§ Required work
Could you repeat the records below exactly as written?

§ Raw data
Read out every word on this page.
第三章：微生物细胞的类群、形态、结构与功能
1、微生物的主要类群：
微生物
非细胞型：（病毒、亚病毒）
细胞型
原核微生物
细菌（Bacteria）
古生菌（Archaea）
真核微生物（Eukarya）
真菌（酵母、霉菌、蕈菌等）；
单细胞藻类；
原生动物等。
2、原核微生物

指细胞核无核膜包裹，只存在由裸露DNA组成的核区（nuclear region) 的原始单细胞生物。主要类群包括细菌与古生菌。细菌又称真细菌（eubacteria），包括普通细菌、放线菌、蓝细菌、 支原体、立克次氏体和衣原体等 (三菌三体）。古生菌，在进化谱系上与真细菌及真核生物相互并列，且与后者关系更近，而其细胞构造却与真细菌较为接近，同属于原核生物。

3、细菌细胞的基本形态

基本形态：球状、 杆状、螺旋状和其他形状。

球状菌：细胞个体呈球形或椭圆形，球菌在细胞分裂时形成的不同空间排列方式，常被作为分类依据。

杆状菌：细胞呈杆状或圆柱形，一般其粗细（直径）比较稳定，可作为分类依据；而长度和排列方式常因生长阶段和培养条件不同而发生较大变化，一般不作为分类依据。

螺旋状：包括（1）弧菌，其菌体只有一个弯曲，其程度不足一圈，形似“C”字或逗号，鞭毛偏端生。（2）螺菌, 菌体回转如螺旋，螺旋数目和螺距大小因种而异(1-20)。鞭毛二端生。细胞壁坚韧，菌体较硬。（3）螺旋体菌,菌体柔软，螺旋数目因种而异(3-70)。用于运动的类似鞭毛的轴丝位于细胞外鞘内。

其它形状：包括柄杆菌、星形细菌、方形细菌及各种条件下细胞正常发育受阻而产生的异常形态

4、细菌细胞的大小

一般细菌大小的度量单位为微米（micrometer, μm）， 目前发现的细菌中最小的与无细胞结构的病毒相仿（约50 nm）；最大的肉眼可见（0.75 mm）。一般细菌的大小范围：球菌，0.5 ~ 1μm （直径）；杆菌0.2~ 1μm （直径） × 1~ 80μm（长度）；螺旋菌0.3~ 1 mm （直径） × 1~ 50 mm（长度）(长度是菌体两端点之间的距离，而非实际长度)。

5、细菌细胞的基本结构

§ Finished task
Read out every word on this page.
第三章：微生物细胞的类群、形态、结构与功能
1、微生物的主要类群：
微生物
非细胞型：（病毒、亚病毒）
细胞型
原核微生物
细菌（Bacteria）
古生菌（Archaea）
真核微生物（Eukarya）
真菌（酵母、霉菌、蕈菌等）；
单细胞藻类；
原生动物等。
2、原核微生物

指细胞核无核膜包裹，只存在由裸露DNA组成的核区（nuclear region) 的原始单细胞生物。主要类群包括细菌与古生菌。细菌又称真细菌（eubacteria），包括普通细菌、放线菌、蓝细菌、 支原体、立克次氏体和衣原体等 (三菌三体）。古生菌，在进化谱系上与真细菌及真核生物相互并列，且与后者关系更近，而其细胞构造却与真细菌较为接近，同属于原核生物。

3、细菌细胞的基本形态

基本形态：球状、 杆状、螺旋状和其他形状。

球状菌：细胞个体呈球形或椭圆形，球菌在细胞分裂时形成的不同空间排列方式，常被作为分类依据。

杆状菌：细胞呈杆状或圆柱形，一般其粗细（直径）比较稳定，可作为分类依据；而长度和排列方式常因生长阶段和培养条件不同而发生较大变化，一般不作为分类依据。

螺旋状：包括（1）弧菌，其菌体只有一个弯曲，其程度不足一圈，形似“C”字或逗号，鞭毛偏端生。（2）螺菌, 菌体回转如螺旋，螺旋数目和螺距大小因种而异(1-20)。鞭毛二端生。细胞壁坚韧，菌体较硬。（3）螺旋体菌,菌体柔软，螺旋数目因种而异(3-70)。用于运动的类似鞭毛的轴丝位于细胞外鞘内。

其它形状：包括柄杆菌、星形细菌、方形细菌及各种条件下细胞正常发育受阻而产生的异常形态

4、细菌细胞的大小

一般细菌大小的度量单位为微米（micrometer, μm）， 目前发现的细菌中最小的与无细胞结构的病毒相仿（约50 nm）；最大的肉眼可见（0.75 mm）。一般细菌的大小范围：球菌，0.5 ~ 1μm （直径）；杆菌0.2~ 1μm （直径） × 1~ 80μm（长度）；螺旋菌0.3~ 1 mm （直径） × 1~ 50 mm（长度）(长度是菌体两端点之间的距离，而非实际长度)。

5、细菌细胞的基本结构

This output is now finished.